** start **

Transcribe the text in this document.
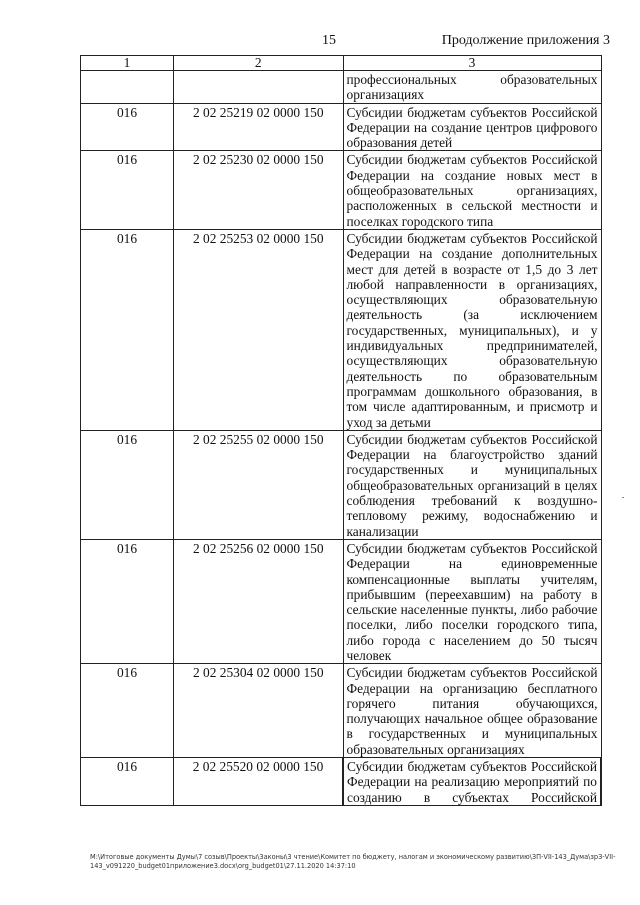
15	Продолжение приложения 3
1	2	3
		профессиональных образовательных организациях
016	2 02 25219 02 0000 150	Субсидии бюджетам субъектов Российской Федерации на создание центров цифрового образования детей
016	2 02 25230 02 0000 150	Субсидии бюджетам субъектов Российской Федерации на создание новых мест в общеобразовательных организациях, расположенных в сельской местности и поселках городского типа
016	2 02 25253 02 0000 150	Субсидии бюджетам субъектов Российской Федерации на создание дополнительных мест для детей в возрасте от 1,5 до 3 лет любой направленности в организациях, осуществляющих образовательную деятельность (за исключением государственных, муниципальных), и у индивидуальных предпринимателей, осуществляющих образовательную деятельность по образовательным программам дошкольного образования, в том числе адаптированным, и присмотр и уход за детьми
016	2 02 25255 02 0000 150	Субсидии бюджетам субъектов Российской Федерации на благоустройство зданий государственных и муниципальных общеобразовательных организаций в целях соблюдения требований к воздушно-тепловому режиму, водоснабжению и канализации
016	2 02 25256 02 0000 150	Субсидии бюджетам субъектов Российской Федерации на единовременные компенсационные выплаты учителям, прибывшим (переехавшим) на работу в сельские населенные пункты, либо рабочие поселки, либо поселки городского типа, либо города с населением до 50 тысяч человек
016	2 02 25304 02 0000 150	Субсидии бюджетам субъектов Российской Федерации на организацию бесплатного горячего питания обучающихся, получающих начальное общее образование в государственных и муниципальных образовательных организациях
016	2 02 25520 02 0000 150	Субсидии бюджетам субъектов Российской Федерации на реализацию мероприятий по созданию в субъектах Российской
M:\Итоговые документы Думы\7 созыв\Проекты\Законы\3 чтение\Комитет по бюджету, налогам и экономическому развитию\ЗП-VII-143_Дума\зрЗ-VII-143_v091220_budget01приложение3.docx\org_budget01\27.11.2020 14:37:10
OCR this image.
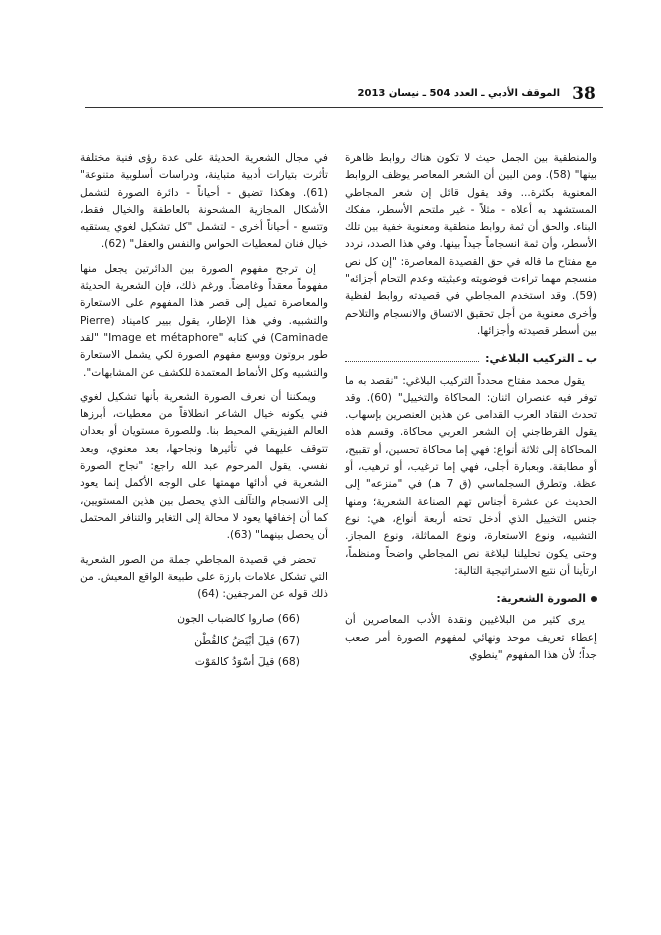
38
الموقف الأدبي ـ العدد 504 ـ نيسان 2013

والمنطقية بين الجمل حيث لا تكون هناك روابط ظاهرة بينها" (58). ومن البين أن الشعر المعاصر يوظف الروابط المعنوية بكثرة... وقد يقول قائل إن شعر المجاطي المستشهد به أعلاه - مثلاً - غير ملتحم الأسطر، مفكك البناء. والحق أن ثمة روابط منطقية ومعنوية خفية بين تلك الأسطر، وأن ثمة انسجاماً جيداً بينها. وفي هذا الصدد، نردد مع مفتاح ما قاله في حق القصيدة المعاصرة: "إن كل نص منسجم مهما تراءت فوضويته وعبثيته وعدم التحام أجزائه" (59). وقد استخدم المجاطي في قصيدته روابط لفظية وأخرى معنوية من أجل تحقيق الاتساق والانسجام والتلاحم بين أسطر قصيدته وأجزائها.

ب ـ التركيب البلاغي:

يقول محمد مفتاح محدداً التركيب البلاغي: "نقصد به ما توفر فيه عنصران اثنان: المحاكاة والتخييل" (60). وقد تحدث النقاد العرب القدامى عن هذين العنصرين بإسهاب. يقول القرطاجني إن الشعر العربي محاكاة. وقسم هذه المحاكاة إلى ثلاثة أنواع: فهي إما محاكاة تحسين، أو تقبيح، أو مطابقة. وبعبارة أجلى، فهي إما ترغيب، أو ترهيب، أو عظة. وتطرق السجلماسي (ق 7 هـ) في "منزعه" إلى الحديث عن عشرة أجناس تهم الصناعة الشعرية؛ ومنها جنس التخييل الذي أدخل تحته أربعة أنواع، هي: نوع التشبيه، ونوع الاستعارة، ونوع المماثلة، ونوع المجاز. وحتى يكون تحليلنا لبلاغة نص المجاطي واضحاً ومنظماً، ارتأينا أن نتبع الاستراتيجية التالية:

الصورة الشعرية:

يرى كثير من البلاغيين ونقدة الأدب المعاصرين أن إعطاء تعريف موحد ونهائي لمفهوم الصورة أمر صعب جداً؛ لأن هذا المفهوم "ينطوي

في مجال الشعرية الحديثة على عدة رؤى فنية مختلفة تأثرت بتيارات أدبية متباينة، ودراسات أسلوبية متنوعة" (61). وهكذا تضيق - أحياناً - دائرة الصورة لتشمل الأشكال المجازية المشحونة بالعاطفة والخيال فقط، وتتسع - أحياناً أخرى - لتشمل "كل تشكيل لغوي يستقيه خيال فنان لمعطيات الحواس والنفس والعقل" (62).

إن ترجح مفهوم الصورة بين الدائرتين يجعل منها مفهوماً معقداً وغامضاً. ورغم ذلك، فإن الشعرية الحديثة والمعاصرة تميل إلى قصر هذا المفهوم على الاستعارة والتشبيه. وفي هذا الإطار، يقول بيير كاميناد (Pierre Caminade) في كتابه "Image et métaphore" "لقد طور بروتون ووسع مفهوم الصورة لكي يشمل الاستعارة والتشبيه وكل الأنماط المعتمدة للكشف عن المشابهات".

ويمكننا أن نعرف الصورة الشعرية بأنها تشكيل لغوي فني يكونه خيال الشاعر انطلاقاً من معطيات، أبرزها العالم الفيزيقي المحيط بنا. وللصورة مستويان أو بعدان تتوقف عليهما في تأثيرها ونجاحها، بعد معنوي، وبعد نفسي. يقول المرحوم عبد الله راجع: "نجاح الصورة الشعرية في أدائها مهمتها على الوجه الأكمل إنما يعود إلى الانسجام والتآلف الذي يحصل بين هذين المستويين، كما أن إخفاقها يعود لا محالة إلى التغاير والتنافر المحتمل أن يحصل بينهما" (63).

تحضر في قصيدة المجاطي جملة من الصور الشعرية التي تشكل علامات بارزة على طبيعة الواقع المعيش. من ذلك قوله عن المرجفين: (64)

(66) صاروا كالضباب الجون
(67) قيلَ أبْيَضُ كالقُطْن
(68) قيلَ أسْوَدُ كالمَوْت
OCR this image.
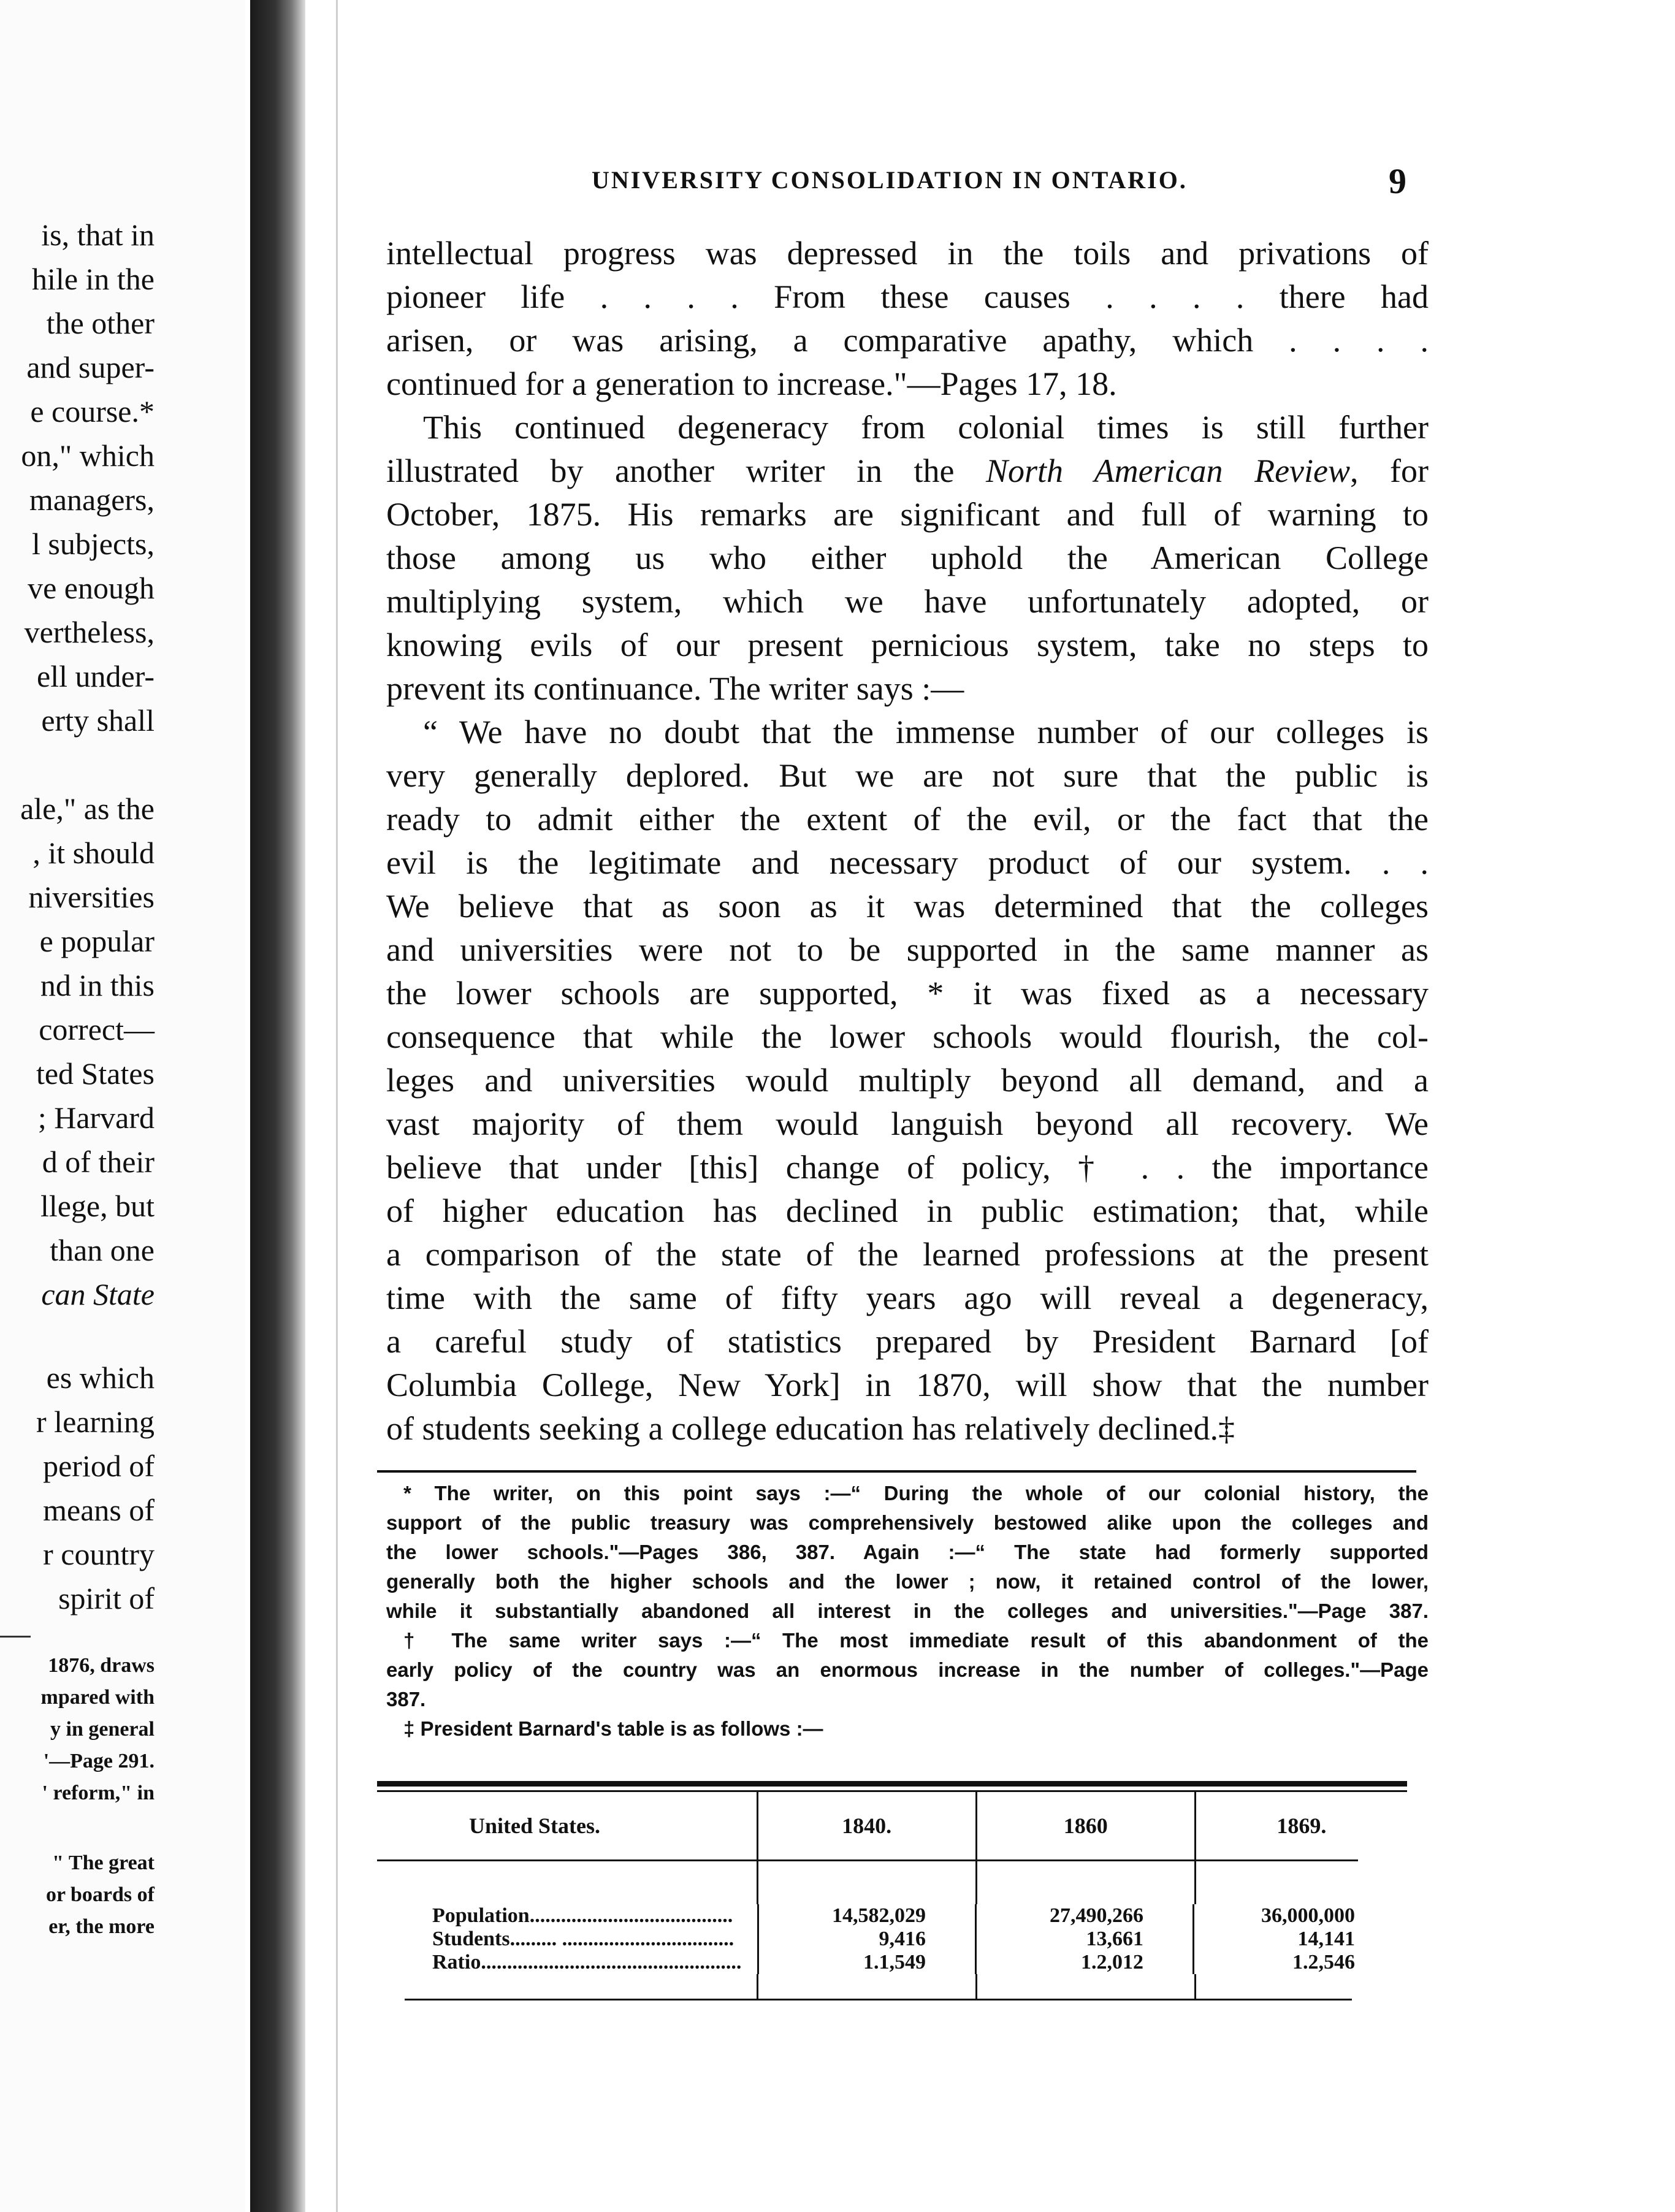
is, that in
hile in the
the other
and super-
e course.*
on," which
managers,
l subjects,
ve enough
vertheless,
ell under-
erty shall
ale," as the
, it should
niversities
e popular
nd in this
correct—
ted States
; Harvard
d of their
llege, but
than one
can State
es which
r learning
period of
means of
r country
spirit of
1876, draws
mpared with
y in general
'—Page 291.
' reform," in
" The great
or boards of
er, the more
UNIVERSITY CONSOLIDATION IN ONTARIO.	9
intellectual progress was depressed in the toils and privations of
pioneer life . . . . From these causes . . . . there had
arisen, or was arising, a comparative apathy, which . . . .
continued for a generation to increase."—Pages 17, 18.
This continued degeneracy from colonial times is still further
illustrated by another writer in the North American Review, for
October, 1875. His remarks are significant and full of warning to
those among us who either uphold the American College
multiplying system, which we have unfortunately adopted, or
knowing evils of our present pernicious system, take no steps to
prevent its continuance. The writer says :—
“ We have no doubt that the immense number of our colleges is
very generally deplored. But we are not sure that the public is
ready to admit either the extent of the evil, or the fact that the
evil is the legitimate and necessary product of our system. . .
We believe that as soon as it was determined that the colleges
and universities were not to be supported in the same manner as
the lower schools are supported, * it was fixed as a necessary
consequence that while the lower schools would flourish, the col-
leges and universities would multiply beyond all demand, and a
vast majority of them would languish beyond all recovery. We
believe that under [this] change of policy, † . . the importance
of higher education has declined in public estimation; that, while
a comparison of the state of the learned professions at the present
time with the same of fifty years ago will reveal a degeneracy,
a careful study of statistics prepared by President Barnard [of
Columbia College, New York] in 1870, will show that the number
of students seeking a college education has relatively declined.‡
* The writer, on this point says :—“ During the whole of our colonial history, the
support of the public treasury was comprehensively bestowed alike upon the colleges and
the lower schools."—Pages 386, 387. Again :—“ The state had formerly supported
generally both the higher schools and the lower ; now, it retained control of the lower,
while it substantially abandoned all interest in the colleges and universities."—Page 387.
† The same writer says :—“ The most immediate result of this abandonment of the
early policy of the country was an enormous increase in the number of colleges."—Page
387.
‡ President Barnard's table is as follows :—
United States.	1840.	1860	1869.
Population.......................................	14,582,029	27,490,266	36,000,000
Students......... .................................	9,416	13,661	14,141
Ratio..................................................	1.1,549	1.2,012	1.2,546
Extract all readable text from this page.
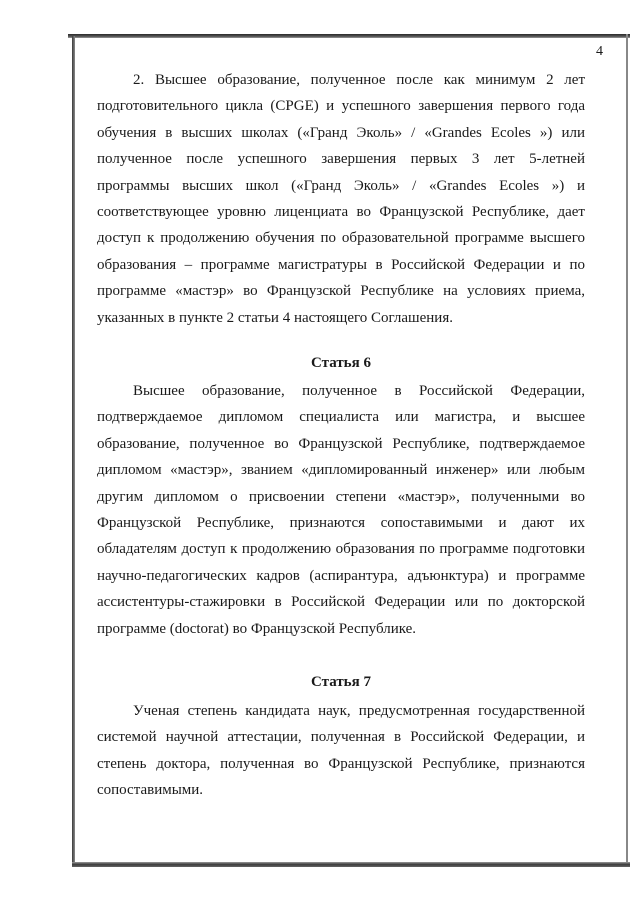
4

2. Высшее образование, полученное после как минимум 2 лет подготовительного цикла (CPGE) и успешного завершения первого года обучения в высших школах («Гранд Эколь» / «Grandes Ecoles ») или полученное после успешного завершения первых 3 лет 5-летней программы высших школ («Гранд Эколь» / «Grandes Ecoles ») и соответствующее уровню лиценциата во Французской Республике, дает доступ к продолжению обучения по образовательной программе высшего образования – программе магистратуры в Российской Федерации и по программе «мастэр» во Французской Республике на условиях приема, указанных в пункте 2 статьи 4 настоящего Соглашения.

Статья 6

Высшее образование, полученное в Российской Федерации, подтверждаемое дипломом специалиста или магистра, и высшее образование, полученное во Французской Республике, подтверждаемое дипломом «мастэр», званием «дипломированный инженер» или любым другим дипломом о присвоении степени «мастэр», полученными во Французской Республике, признаются сопоставимыми и дают их обладателям доступ к продолжению образования по программе подготовки научно-педагогических кадров (аспирантура, адъюнктура) и программе ассистентуры-стажировки в Российской Федерации или по докторской программе (doctorat) во Французской Республике.

Статья 7

Ученая степень кандидата наук, предусмотренная государственной системой научной аттестации, полученная в Российской Федерации, и степень доктора, полученная во Французской Республике, признаются сопоставимыми.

** end **

PROBLEM DETAILS: Select every line where the word "says" occurs.

RESULT OF THIS EXERCISE:
prevent its continuance. The writer says :—
* The writer, on this point says :—“ During the whole of our colonial history, the
† The same writer says :—“ The most immediate result of this abandonment of the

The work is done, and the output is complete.